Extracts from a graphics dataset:
┌──

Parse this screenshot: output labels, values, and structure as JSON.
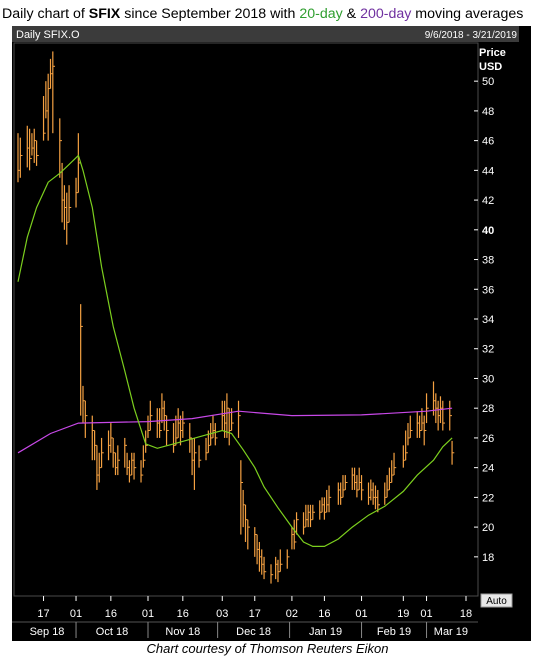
{
  "header": {
    "title_pre": "Daily chart of ",
    "ticker": "SFIX",
    "title_mid": " since September 2018 with ",
    "ma20_label": "20-day",
    "amp": " & ",
    "ma200_label": "200-day",
    "title_post": " moving averages"
  },
  "caption": "Chart courtesy of Thomson Reuters Eikon",
  "colors": {
    "background": "#000000",
    "candles": "#f5a142",
    "ma20": "#7ccf1e",
    "ma200": "#c848e8",
    "header_bar": "#3b3b3b",
    "axis_text": "#ffffff"
  },
  "chart_data": {
    "type": "line",
    "panel_title": "Daily SFIX.O",
    "date_range": "9/6/2018 - 3/21/2019",
    "ylabel": "Price",
    "yunit": "USD",
    "ylim": [
      15.5,
      52.5
    ],
    "y_ticks": [
      18,
      20,
      22,
      24,
      26,
      28,
      30,
      32,
      34,
      36,
      38,
      40,
      42,
      44,
      46,
      48,
      50
    ],
    "y_tick_labels": [
      "18",
      "20",
      "22",
      "24",
      "26",
      "28",
      "30",
      "32",
      "34",
      "36",
      "38",
      "40",
      "42",
      "44",
      "46",
      "48",
      "50"
    ],
    "bold_y_tick": "40",
    "x_ticks": [
      "17",
      "01",
      "16",
      "01",
      "16",
      "03",
      "17",
      "02",
      "16",
      "01",
      "19",
      "01",
      "18"
    ],
    "months": [
      "Sep 18",
      "Oct 18",
      "Nov 18",
      "Dec 18",
      "Jan 19",
      "Feb 19",
      "Mar 19"
    ],
    "scale_button": "Auto",
    "series": [
      {
        "name": "20-day",
        "points": [
          [
            "2018-09-06",
            36.5
          ],
          [
            "2018-09-10",
            39.5
          ],
          [
            "2018-09-14",
            41.5
          ],
          [
            "2018-09-19",
            43.2
          ],
          [
            "2018-09-24",
            43.8
          ],
          [
            "2018-09-28",
            44.4
          ],
          [
            "2018-10-02",
            45.0
          ],
          [
            "2018-10-04",
            44.0
          ],
          [
            "2018-10-08",
            41.5
          ],
          [
            "2018-10-12",
            37.5
          ],
          [
            "2018-10-17",
            33.5
          ],
          [
            "2018-10-22",
            30.5
          ],
          [
            "2018-10-26",
            28.0
          ],
          [
            "2018-10-31",
            25.6
          ],
          [
            "2018-11-05",
            25.3
          ],
          [
            "2018-11-12",
            25.6
          ],
          [
            "2018-11-19",
            25.9
          ],
          [
            "2018-11-26",
            26.2
          ],
          [
            "2018-12-03",
            26.5
          ],
          [
            "2018-12-07",
            26.3
          ],
          [
            "2018-12-12",
            25.2
          ],
          [
            "2018-12-17",
            24.0
          ],
          [
            "2018-12-21",
            22.7
          ],
          [
            "2018-12-27",
            21.3
          ],
          [
            "2019-01-02",
            20.0
          ],
          [
            "2019-01-07",
            19.0
          ],
          [
            "2019-01-11",
            18.7
          ],
          [
            "2019-01-16",
            18.7
          ],
          [
            "2019-01-22",
            19.2
          ],
          [
            "2019-01-28",
            20.0
          ],
          [
            "2019-02-04",
            20.8
          ],
          [
            "2019-02-11",
            21.4
          ],
          [
            "2019-02-19",
            22.4
          ],
          [
            "2019-02-25",
            23.5
          ],
          [
            "2019-03-04",
            24.5
          ],
          [
            "2019-03-08",
            25.4
          ],
          [
            "2019-03-12",
            26.0
          ]
        ]
      },
      {
        "name": "200-day",
        "points": [
          [
            "2018-09-06",
            25.0
          ],
          [
            "2018-09-20",
            26.3
          ],
          [
            "2018-10-02",
            27.0
          ],
          [
            "2018-11-01",
            27.1
          ],
          [
            "2018-11-20",
            27.3
          ],
          [
            "2018-12-10",
            27.8
          ],
          [
            "2019-01-02",
            27.5
          ],
          [
            "2019-02-01",
            27.55
          ],
          [
            "2019-03-01",
            27.8
          ],
          [
            "2019-03-12",
            28.0
          ]
        ]
      },
      {
        "name": "price",
        "style": "bars",
        "bars": [
          [
            "2018-09-06",
            44.0,
            46.5,
            43.2
          ],
          [
            "2018-09-07",
            45.0,
            46.2,
            43.5
          ],
          [
            "2018-09-10",
            45.5,
            47.0,
            44.2
          ],
          [
            "2018-09-11",
            44.8,
            46.8,
            44.0
          ],
          [
            "2018-09-12",
            45.5,
            46.5,
            45.0
          ],
          [
            "2018-09-13",
            46.0,
            46.8,
            44.5
          ],
          [
            "2018-09-14",
            45.0,
            46.0,
            44.3
          ],
          [
            "2018-09-17",
            46.5,
            49.0,
            46.0
          ],
          [
            "2018-09-18",
            48.0,
            50.0,
            47.5
          ],
          [
            "2018-09-19",
            49.5,
            50.5,
            46.0
          ],
          [
            "2018-09-20",
            50.5,
            51.5,
            49.5
          ],
          [
            "2018-09-21",
            51.0,
            52.0,
            46.5
          ],
          [
            "2018-09-24",
            46.0,
            47.5,
            43.5
          ],
          [
            "2018-09-25",
            42.0,
            44.5,
            40.5
          ],
          [
            "2018-09-26",
            41.5,
            43.0,
            40.0
          ],
          [
            "2018-09-27",
            40.5,
            42.5,
            39.0
          ],
          [
            "2018-09-28",
            41.5,
            43.0,
            40.5
          ],
          [
            "2018-10-01",
            42.5,
            43.5,
            41.5
          ],
          [
            "2018-10-02",
            44.5,
            46.5,
            42.5
          ],
          [
            "2018-10-03",
            33.5,
            35.0,
            27.5
          ],
          [
            "2018-10-04",
            28.5,
            29.5,
            27.0
          ],
          [
            "2018-10-05",
            27.5,
            28.5,
            26.0
          ],
          [
            "2018-10-08",
            26.5,
            27.5,
            24.5
          ],
          [
            "2018-10-09",
            25.5,
            26.5,
            24.5
          ],
          [
            "2018-10-10",
            23.5,
            25.5,
            22.5
          ],
          [
            "2018-10-11",
            24.0,
            25.0,
            23.0
          ],
          [
            "2018-10-12",
            25.0,
            26.0,
            24.0
          ],
          [
            "2018-10-15",
            25.5,
            26.5,
            24.5
          ],
          [
            "2018-10-16",
            26.0,
            27.0,
            25.0
          ],
          [
            "2018-10-17",
            25.0,
            26.0,
            24.0
          ],
          [
            "2018-10-18",
            24.0,
            25.0,
            23.5
          ],
          [
            "2018-10-19",
            24.5,
            25.5,
            23.5
          ],
          [
            "2018-10-22",
            25.5,
            26.0,
            24.0
          ],
          [
            "2018-10-23",
            24.0,
            25.0,
            23.5
          ],
          [
            "2018-10-24",
            23.5,
            24.5,
            23.0
          ],
          [
            "2018-10-25",
            24.5,
            25.0,
            23.5
          ],
          [
            "2018-10-26",
            24.0,
            25.0,
            23.2
          ],
          [
            "2018-10-29",
            23.5,
            24.5,
            23.0
          ],
          [
            "2018-10-30",
            24.5,
            25.5,
            24.0
          ],
          [
            "2018-10-31",
            25.5,
            26.5,
            25.0
          ],
          [
            "2018-11-01",
            26.5,
            27.5,
            26.0
          ],
          [
            "2018-11-02",
            27.5,
            28.5,
            26.5
          ],
          [
            "2018-11-05",
            27.0,
            28.0,
            26.0
          ],
          [
            "2018-11-06",
            26.5,
            28.0,
            26.0
          ],
          [
            "2018-11-07",
            28.0,
            29.0,
            27.0
          ],
          [
            "2018-11-08",
            27.5,
            28.5,
            26.5
          ],
          [
            "2018-11-09",
            26.5,
            27.5,
            25.5
          ],
          [
            "2018-11-12",
            25.5,
            27.0,
            25.0
          ],
          [
            "2018-11-13",
            26.0,
            27.5,
            25.5
          ],
          [
            "2018-11-14",
            27.0,
            28.0,
            26.0
          ],
          [
            "2018-11-15",
            26.5,
            27.5,
            25.5
          ],
          [
            "2018-11-16",
            27.0,
            27.8,
            26.0
          ],
          [
            "2018-11-19",
            26.0,
            27.0,
            25.0
          ],
          [
            "2018-11-20",
            24.5,
            26.0,
            23.5
          ],
          [
            "2018-11-21",
            25.0,
            26.0,
            22.5
          ],
          [
            "2018-11-23",
            24.5,
            25.5,
            24.0
          ],
          [
            "2018-11-26",
            25.0,
            26.0,
            24.5
          ],
          [
            "2018-11-27",
            25.5,
            26.5,
            25.0
          ],
          [
            "2018-11-28",
            26.0,
            27.0,
            25.5
          ],
          [
            "2018-11-29",
            26.5,
            27.5,
            26.0
          ],
          [
            "2018-11-30",
            26.0,
            27.0,
            25.5
          ],
          [
            "2018-12-03",
            27.5,
            28.5,
            26.5
          ],
          [
            "2018-12-04",
            27.0,
            28.5,
            26.0
          ],
          [
            "2018-12-05",
            28.0,
            29.0,
            26.0
          ],
          [
            "2018-12-06",
            26.5,
            28.0,
            25.5
          ],
          [
            "2018-12-07",
            27.0,
            28.0,
            26.5
          ],
          [
            "2018-12-10",
            27.5,
            28.5,
            26.0
          ],
          [
            "2018-12-11",
            23.0,
            24.5,
            19.5
          ],
          [
            "2018-12-12",
            21.5,
            22.5,
            20.0
          ],
          [
            "2018-12-13",
            20.5,
            21.5,
            19.0
          ],
          [
            "2018-12-14",
            20.0,
            20.5,
            18.5
          ],
          [
            "2018-12-17",
            19.5,
            20.0,
            18.0
          ],
          [
            "2018-12-18",
            18.5,
            19.5,
            17.5
          ],
          [
            "2018-12-19",
            18.0,
            19.0,
            17.0
          ],
          [
            "2018-12-20",
            17.5,
            18.5,
            16.8
          ],
          [
            "2018-12-21",
            17.0,
            18.0,
            16.5
          ],
          [
            "2018-12-24",
            16.8,
            17.5,
            16.2
          ],
          [
            "2018-12-26",
            17.5,
            18.0,
            16.5
          ],
          [
            "2018-12-27",
            17.0,
            17.8,
            16.3
          ],
          [
            "2018-12-28",
            17.5,
            18.5,
            17.0
          ],
          [
            "2018-12-31",
            18.0,
            18.5,
            17.2
          ],
          [
            "2019-01-02",
            19.5,
            20.0,
            18.5
          ],
          [
            "2019-01-03",
            19.0,
            20.5,
            18.5
          ],
          [
            "2019-01-04",
            20.5,
            21.0,
            19.5
          ],
          [
            "2019-01-07",
            20.0,
            21.0,
            19.5
          ],
          [
            "2019-01-08",
            20.5,
            21.5,
            20.0
          ],
          [
            "2019-01-09",
            21.0,
            21.5,
            20.0
          ],
          [
            "2019-01-10",
            20.5,
            21.5,
            20.0
          ],
          [
            "2019-01-11",
            21.0,
            21.5,
            20.5
          ],
          [
            "2019-01-14",
            21.0,
            21.8,
            20.5
          ],
          [
            "2019-01-15",
            21.5,
            22.0,
            21.0
          ],
          [
            "2019-01-16",
            21.0,
            22.0,
            20.5
          ],
          [
            "2019-01-17",
            21.5,
            22.5,
            21.0
          ],
          [
            "2019-01-18",
            22.0,
            22.8,
            21.0
          ],
          [
            "2019-01-22",
            22.5,
            23.0,
            21.5
          ],
          [
            "2019-01-23",
            22.0,
            23.0,
            21.5
          ],
          [
            "2019-01-24",
            22.5,
            23.5,
            22.0
          ],
          [
            "2019-01-25",
            23.0,
            23.5,
            22.5
          ],
          [
            "2019-01-28",
            23.5,
            24.0,
            22.5
          ],
          [
            "2019-01-29",
            23.0,
            24.0,
            22.5
          ],
          [
            "2019-01-30",
            22.5,
            23.5,
            22.0
          ],
          [
            "2019-01-31",
            23.0,
            24.0,
            22.5
          ],
          [
            "2019-02-01",
            22.5,
            23.5,
            21.8
          ],
          [
            "2019-02-04",
            22.0,
            23.0,
            21.5
          ],
          [
            "2019-02-05",
            22.5,
            23.2,
            21.8
          ],
          [
            "2019-02-06",
            22.0,
            23.0,
            21.5
          ],
          [
            "2019-02-07",
            22.0,
            22.8,
            21.2
          ],
          [
            "2019-02-08",
            21.5,
            22.5,
            21.0
          ],
          [
            "2019-02-11",
            22.0,
            23.0,
            21.5
          ],
          [
            "2019-02-12",
            22.5,
            23.5,
            22.0
          ],
          [
            "2019-02-13",
            23.0,
            24.0,
            22.5
          ],
          [
            "2019-02-14",
            23.5,
            24.5,
            23.0
          ],
          [
            "2019-02-15",
            24.0,
            25.0,
            23.5
          ],
          [
            "2019-02-19",
            24.5,
            25.5,
            24.0
          ],
          [
            "2019-02-20",
            25.0,
            26.5,
            24.5
          ],
          [
            "2019-02-21",
            26.0,
            27.0,
            25.5
          ],
          [
            "2019-02-22",
            26.5,
            27.5,
            26.0
          ],
          [
            "2019-02-25",
            27.0,
            27.8,
            26.0
          ],
          [
            "2019-02-26",
            26.5,
            27.5,
            26.0
          ],
          [
            "2019-02-27",
            27.0,
            28.0,
            26.5
          ],
          [
            "2019-02-28",
            26.5,
            27.5,
            25.5
          ],
          [
            "2019-03-01",
            28.0,
            29.0,
            27.0
          ],
          [
            "2019-03-04",
            28.5,
            29.8,
            27.5
          ],
          [
            "2019-03-05",
            28.0,
            29.0,
            27.0
          ],
          [
            "2019-03-06",
            27.5,
            28.5,
            26.5
          ],
          [
            "2019-03-07",
            28.0,
            28.8,
            27.0
          ],
          [
            "2019-03-08",
            27.0,
            28.5,
            26.5
          ],
          [
            "2019-03-11",
            27.5,
            28.5,
            26.5
          ],
          [
            "2019-03-12",
            25.0,
            25.8,
            24.2
          ]
        ]
      }
    ]
  }
}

└──

▶ **Exercise task**: Out of the records, collect only those lines that contain the string "SFIX".

▶ **Response to this task**:
    "ticker": "SFIX",
    "panel_title": "Daily SFIX.O",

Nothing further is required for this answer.